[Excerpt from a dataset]
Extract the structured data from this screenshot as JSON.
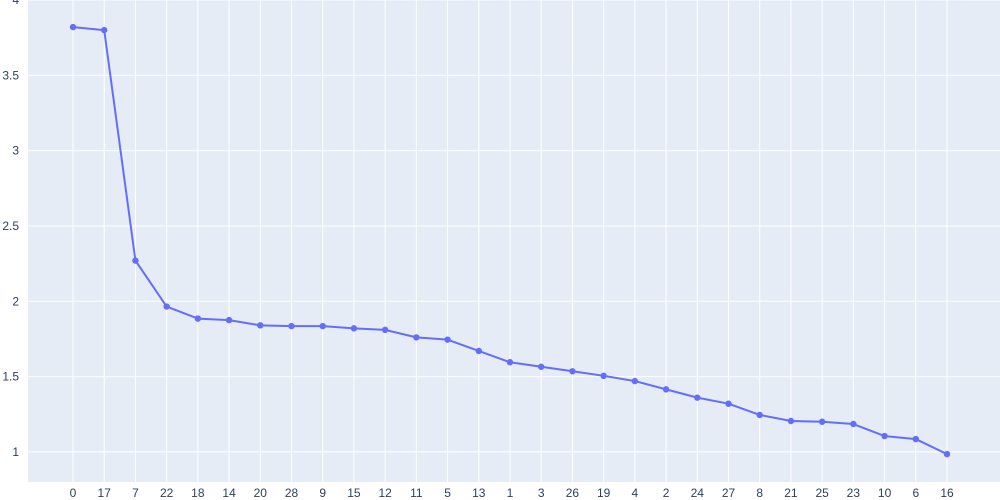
{
  "chart_data": {
    "type": "line",
    "title": "",
    "xlabel": "",
    "ylabel": "",
    "categories": [
      "0",
      "17",
      "7",
      "22",
      "18",
      "14",
      "20",
      "28",
      "9",
      "15",
      "12",
      "11",
      "5",
      "13",
      "1",
      "3",
      "26",
      "19",
      "4",
      "2",
      "24",
      "27",
      "8",
      "21",
      "25",
      "23",
      "10",
      "6",
      "16"
    ],
    "series": [
      {
        "values": [
          3.82,
          3.8,
          2.27,
          1.965,
          1.885,
          1.875,
          1.84,
          1.835,
          1.835,
          1.82,
          1.81,
          1.76,
          1.745,
          1.67,
          1.595,
          1.565,
          1.535,
          1.505,
          1.47,
          1.415,
          1.36,
          1.32,
          1.245,
          1.205,
          1.2,
          1.185,
          1.105,
          1.085,
          0.985
        ],
        "color": "#636efa"
      }
    ],
    "yticks": [
      "1",
      "1.5",
      "2",
      "2.5",
      "3",
      "3.5",
      "4"
    ],
    "ylim": [
      0.8,
      4.0
    ],
    "grid": true,
    "legend": "none",
    "colors": {
      "plot_bg": "#e5ecf6",
      "grid": "#ffffff",
      "tick_text": "#2a3f5f",
      "line": "#636efa"
    }
  }
}
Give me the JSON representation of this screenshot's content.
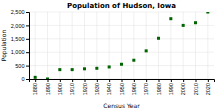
{
  "chart_data": {
    "type": "scatter",
    "title": "Population of Hudson, Iowa",
    "xlabel": "Census Year",
    "ylabel": "Population",
    "x": [
      1880,
      1890,
      1900,
      1910,
      1920,
      1930,
      1940,
      1950,
      1960,
      1970,
      1980,
      1990,
      2000,
      2010,
      2020
    ],
    "values": [
      62,
      0,
      350,
      350,
      380,
      400,
      450,
      550,
      700,
      1050,
      1520,
      2250,
      2000,
      2100,
      2500
    ],
    "color": "#006400",
    "marker": "square",
    "xlim": [
      1875,
      2025
    ],
    "xticks": [
      1880,
      1890,
      1900,
      1910,
      1920,
      1930,
      1940,
      1950,
      1960,
      1970,
      1980,
      1990,
      2000,
      2010,
      2020
    ],
    "ylim": [
      0,
      2500
    ],
    "yticks": [
      0,
      500,
      {
        "value": 1000,
        "label": "1,000"
      },
      {
        "value": 1500,
        "label": "1,500"
      },
      {
        "value": 2000,
        "label": "2,000"
      },
      {
        "value": 2500,
        "label": "2,500"
      }
    ],
    "grid": true
  }
}
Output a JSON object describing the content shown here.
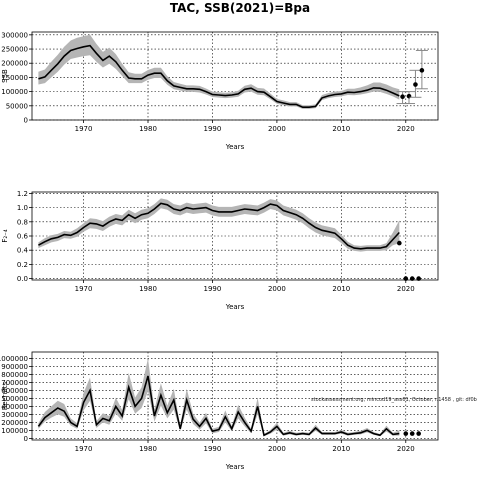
{
  "title": "TAC, SSB(2021)=Bpa",
  "note": "stockassessment.org, mincod19_ass01, October, r.1458 , git: df0b",
  "chart_data": [
    {
      "type": "area",
      "title": "TAC, SSB(2021)=Bpa",
      "xlabel": "Years",
      "ylabel": "SSB",
      "xlim": [
        1962,
        2025
      ],
      "ylim": [
        0,
        310000
      ],
      "xticks": [
        1970,
        1980,
        1990,
        2000,
        2010,
        2020
      ],
      "yticks": [
        0,
        50000,
        100000,
        150000,
        200000,
        250000,
        300000
      ],
      "ytick_labels": [
        "0",
        "50000",
        "100000",
        "150000",
        "200000",
        "250000",
        "300000"
      ],
      "grid": true,
      "x": [
        1963,
        1964,
        1965,
        1966,
        1967,
        1968,
        1969,
        1970,
        1971,
        1972,
        1973,
        1974,
        1975,
        1976,
        1977,
        1978,
        1979,
        1980,
        1981,
        1982,
        1983,
        1984,
        1985,
        1986,
        1987,
        1988,
        1989,
        1990,
        1991,
        1992,
        1993,
        1994,
        1995,
        1996,
        1997,
        1998,
        1999,
        2000,
        2001,
        2002,
        2003,
        2004,
        2005,
        2006,
        2007,
        2008,
        2009,
        2010,
        2011,
        2012,
        2013,
        2014,
        2015,
        2016,
        2017,
        2018,
        2019
      ],
      "series": [
        {
          "values": [
            145000,
            152000,
            175000,
            198000,
            225000,
            245000,
            252000,
            258000,
            262000,
            235000,
            210000,
            225000,
            205000,
            175000,
            148000,
            145000,
            145000,
            158000,
            165000,
            165000,
            138000,
            120000,
            115000,
            110000,
            110000,
            108000,
            100000,
            90000,
            88000,
            86000,
            88000,
            92000,
            108000,
            112000,
            100000,
            98000,
            82000,
            65000,
            60000,
            55000,
            55000,
            45000,
            45000,
            48000,
            78000,
            85000,
            90000,
            92000,
            98000,
            97000,
            100000,
            105000,
            113000,
            112000,
            105000,
            95000,
            85000
          ],
          "lower": [
            125000,
            130000,
            150000,
            170000,
            195000,
            215000,
            220000,
            225000,
            228000,
            205000,
            185000,
            198000,
            180000,
            155000,
            130000,
            130000,
            130000,
            142000,
            148000,
            148000,
            124000,
            108000,
            104000,
            99000,
            99000,
            97000,
            90000,
            81000,
            79000,
            77000,
            79000,
            82000,
            97000,
            100000,
            89000,
            87000,
            73000,
            57000,
            52000,
            48000,
            48000,
            39000,
            39000,
            42000,
            70000,
            77000,
            81000,
            83000,
            88000,
            87000,
            90000,
            94000,
            100000,
            99000,
            92000,
            83000,
            72000
          ],
          "upper": [
            170000,
            178000,
            205000,
            230000,
            258000,
            280000,
            290000,
            295000,
            300000,
            268000,
            240000,
            255000,
            232000,
            198000,
            168000,
            163000,
            163000,
            176000,
            184000,
            184000,
            154000,
            134000,
            128000,
            122000,
            122000,
            120000,
            111000,
            100000,
            98000,
            96000,
            98000,
            103000,
            121000,
            126000,
            113000,
            111000,
            93000,
            74000,
            69000,
            63000,
            63000,
            52000,
            52000,
            55000,
            88000,
            95000,
            100000,
            102000,
            110000,
            110000,
            115000,
            122000,
            132000,
            132000,
            125000,
            115000,
            108000
          ]
        }
      ],
      "forecast_points": [
        {
          "x": 2019.5,
          "y": 82000,
          "lo": 58000,
          "hi": 100000
        },
        {
          "x": 2020.5,
          "y": 84000,
          "lo": 58000,
          "hi": 100000
        },
        {
          "x": 2021.5,
          "y": 125000,
          "lo": 80000,
          "hi": 175000
        },
        {
          "x": 2022.5,
          "y": 175000,
          "lo": 110000,
          "hi": 245000
        }
      ]
    },
    {
      "type": "area",
      "xlabel": "Years",
      "ylabel": "F₂₋₄",
      "xlim": [
        1962,
        2025
      ],
      "ylim": [
        -0.02,
        1.22
      ],
      "xticks": [
        1970,
        1980,
        1990,
        2000,
        2010,
        2020
      ],
      "yticks": [
        0.0,
        0.2,
        0.4,
        0.6,
        0.8,
        1.0,
        1.2
      ],
      "ytick_labels": [
        "0.0",
        "0.2",
        "0.4",
        "0.6",
        "0.8",
        "1.0",
        "1.2"
      ],
      "grid": true,
      "x": [
        1963,
        1964,
        1965,
        1966,
        1967,
        1968,
        1969,
        1970,
        1971,
        1972,
        1973,
        1974,
        1975,
        1976,
        1977,
        1978,
        1979,
        1980,
        1981,
        1982,
        1983,
        1984,
        1985,
        1986,
        1987,
        1988,
        1989,
        1990,
        1991,
        1992,
        1993,
        1994,
        1995,
        1996,
        1997,
        1998,
        1999,
        2000,
        2001,
        2002,
        2003,
        2004,
        2005,
        2006,
        2007,
        2008,
        2009,
        2010,
        2011,
        2012,
        2013,
        2014,
        2015,
        2016,
        2017,
        2018,
        2019
      ],
      "series": [
        {
          "values": [
            0.47,
            0.52,
            0.56,
            0.58,
            0.62,
            0.61,
            0.65,
            0.72,
            0.78,
            0.77,
            0.74,
            0.8,
            0.84,
            0.82,
            0.9,
            0.85,
            0.9,
            0.92,
            0.98,
            1.06,
            1.04,
            0.98,
            0.96,
            1.0,
            0.98,
            0.99,
            1.0,
            0.96,
            0.94,
            0.94,
            0.94,
            0.96,
            0.98,
            0.97,
            0.96,
            1.0,
            1.05,
            1.03,
            0.96,
            0.93,
            0.9,
            0.85,
            0.78,
            0.72,
            0.68,
            0.66,
            0.64,
            0.56,
            0.47,
            0.43,
            0.42,
            0.43,
            0.43,
            0.43,
            0.45,
            0.55,
            0.65
          ],
          "lower": [
            0.43,
            0.47,
            0.51,
            0.53,
            0.57,
            0.56,
            0.59,
            0.66,
            0.71,
            0.7,
            0.67,
            0.73,
            0.77,
            0.75,
            0.83,
            0.78,
            0.83,
            0.85,
            0.91,
            0.99,
            0.97,
            0.91,
            0.89,
            0.93,
            0.91,
            0.92,
            0.93,
            0.89,
            0.87,
            0.87,
            0.87,
            0.89,
            0.91,
            0.9,
            0.89,
            0.93,
            0.98,
            0.96,
            0.89,
            0.86,
            0.83,
            0.78,
            0.71,
            0.65,
            0.61,
            0.59,
            0.57,
            0.5,
            0.42,
            0.39,
            0.38,
            0.39,
            0.39,
            0.39,
            0.4,
            0.47,
            0.5
          ],
          "upper": [
            0.51,
            0.57,
            0.61,
            0.63,
            0.67,
            0.66,
            0.71,
            0.78,
            0.85,
            0.84,
            0.81,
            0.87,
            0.91,
            0.89,
            0.97,
            0.92,
            0.97,
            0.99,
            1.05,
            1.13,
            1.11,
            1.05,
            1.03,
            1.07,
            1.05,
            1.06,
            1.07,
            1.03,
            1.01,
            1.01,
            1.01,
            1.03,
            1.05,
            1.04,
            1.03,
            1.07,
            1.12,
            1.1,
            1.03,
            1.0,
            0.97,
            0.92,
            0.85,
            0.79,
            0.75,
            0.73,
            0.71,
            0.62,
            0.52,
            0.47,
            0.46,
            0.47,
            0.47,
            0.47,
            0.5,
            0.65,
            0.82
          ]
        }
      ],
      "forecast_points": [
        {
          "x": 2019.0,
          "y": 0.5
        },
        {
          "x": 2020.0,
          "y": 0.0
        },
        {
          "x": 2021.0,
          "y": 0.0
        },
        {
          "x": 2022.0,
          "y": 0.0
        }
      ]
    },
    {
      "type": "area",
      "xlabel": "Years",
      "ylabel": "Recruits",
      "xlim": [
        1962,
        2025
      ],
      "ylim": [
        -20000,
        1080000
      ],
      "xticks": [
        1970,
        1980,
        1990,
        2000,
        2010,
        2020
      ],
      "yticks": [
        0,
        100000,
        200000,
        300000,
        400000,
        500000,
        600000,
        700000,
        800000,
        900000,
        1000000
      ],
      "ytick_labels": [
        "0",
        "100000",
        "200000",
        "300000",
        "400000",
        "500000",
        "600000",
        "700000",
        "800000",
        "900000",
        "1000000"
      ],
      "grid": true,
      "x": [
        1963,
        1964,
        1965,
        1966,
        1967,
        1968,
        1969,
        1970,
        1971,
        1972,
        1973,
        1974,
        1975,
        1976,
        1977,
        1978,
        1979,
        1980,
        1981,
        1982,
        1983,
        1984,
        1985,
        1986,
        1987,
        1988,
        1989,
        1990,
        1991,
        1992,
        1993,
        1994,
        1995,
        1996,
        1997,
        1998,
        1999,
        2000,
        2001,
        2002,
        2003,
        2004,
        2005,
        2006,
        2007,
        2008,
        2009,
        2010,
        2011,
        2012,
        2013,
        2014,
        2015,
        2016,
        2017,
        2018,
        2019
      ],
      "series": [
        {
          "values": [
            150000,
            260000,
            320000,
            380000,
            340000,
            200000,
            150000,
            450000,
            600000,
            170000,
            250000,
            220000,
            400000,
            280000,
            640000,
            400000,
            500000,
            780000,
            280000,
            540000,
            320000,
            480000,
            120000,
            480000,
            240000,
            150000,
            250000,
            90000,
            110000,
            270000,
            120000,
            330000,
            200000,
            90000,
            400000,
            40000,
            80000,
            150000,
            50000,
            70000,
            50000,
            60000,
            50000,
            130000,
            60000,
            60000,
            60000,
            80000,
            50000,
            60000,
            70000,
            100000,
            60000,
            40000,
            120000,
            50000,
            60000
          ],
          "lower": [
            120000,
            210000,
            260000,
            300000,
            270000,
            160000,
            120000,
            350000,
            470000,
            130000,
            200000,
            170000,
            310000,
            220000,
            490000,
            310000,
            380000,
            590000,
            210000,
            410000,
            250000,
            360000,
            90000,
            360000,
            180000,
            110000,
            190000,
            65000,
            80000,
            200000,
            90000,
            250000,
            150000,
            65000,
            300000,
            28000,
            58000,
            110000,
            35000,
            50000,
            35000,
            45000,
            35000,
            95000,
            45000,
            45000,
            45000,
            60000,
            35000,
            45000,
            50000,
            75000,
            45000,
            28000,
            85000,
            35000,
            35000
          ],
          "upper": [
            190000,
            330000,
            400000,
            470000,
            430000,
            250000,
            190000,
            570000,
            760000,
            215000,
            315000,
            280000,
            510000,
            355000,
            820000,
            510000,
            640000,
            1000000,
            360000,
            690000,
            410000,
            620000,
            155000,
            620000,
            310000,
            195000,
            320000,
            120000,
            145000,
            350000,
            155000,
            420000,
            260000,
            120000,
            510000,
            55000,
            105000,
            195000,
            70000,
            95000,
            70000,
            80000,
            70000,
            170000,
            80000,
            80000,
            80000,
            105000,
            70000,
            80000,
            95000,
            130000,
            80000,
            55000,
            160000,
            70000,
            100000
          ]
        }
      ],
      "forecast_points": [
        {
          "x": 2020.0,
          "y": 60000
        },
        {
          "x": 2021.0,
          "y": 60000
        },
        {
          "x": 2022.0,
          "y": 60000
        }
      ]
    }
  ]
}
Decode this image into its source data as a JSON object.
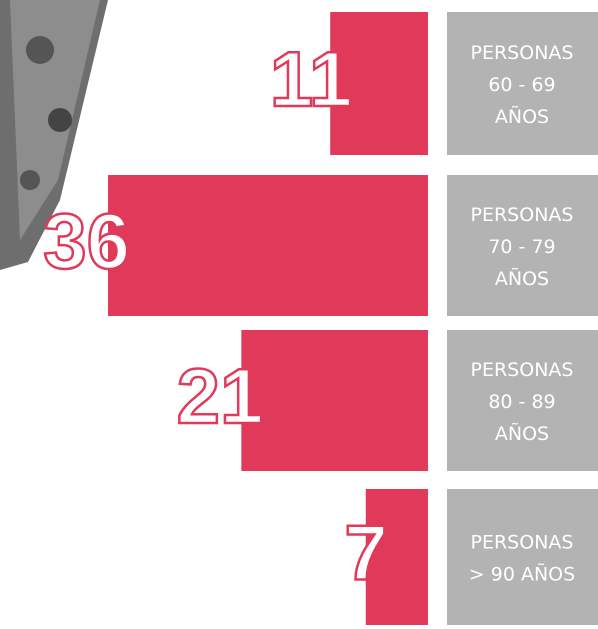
{
  "chart_data": {
    "type": "bar",
    "orientation": "horizontal",
    "color": "#e0395a",
    "label_color": "#b3b3b3",
    "categories": [
      [
        "PERSONAS",
        "60 - 69",
        "AÑOS"
      ],
      [
        "PERSONAS",
        "70 - 79",
        "AÑOS"
      ],
      [
        "PERSONAS",
        "80 - 89",
        "AÑOS"
      ],
      [
        "PERSONAS",
        "> 90 AÑOS"
      ]
    ],
    "values": [
      11,
      36,
      21,
      7
    ]
  }
}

■ GOAL: Locate the line containing "Decode this image" in the material above, then repeat it and every later line exactly, with no pictures.

■ RESULT OF THE TASK:
Decode this image into its source data as a JSON object.
{
  "chart_data": {
    "type": "bar",
    "orientation": "horizontal",
    "color": "#e0395a",
    "label_color": "#b3b3b3",
    "categories": [
      [
        "PERSONAS",
        "60 - 69",
        "AÑOS"
      ],
      [
        "PERSONAS",
        "70 - 79",
        "AÑOS"
      ],
      [
        "PERSONAS",
        "80 - 89",
        "AÑOS"
      ],
      [
        "PERSONAS",
        "> 90 AÑOS"
      ]
    ],
    "values": [
      11,
      36,
      21,
      7
    ]
  }
}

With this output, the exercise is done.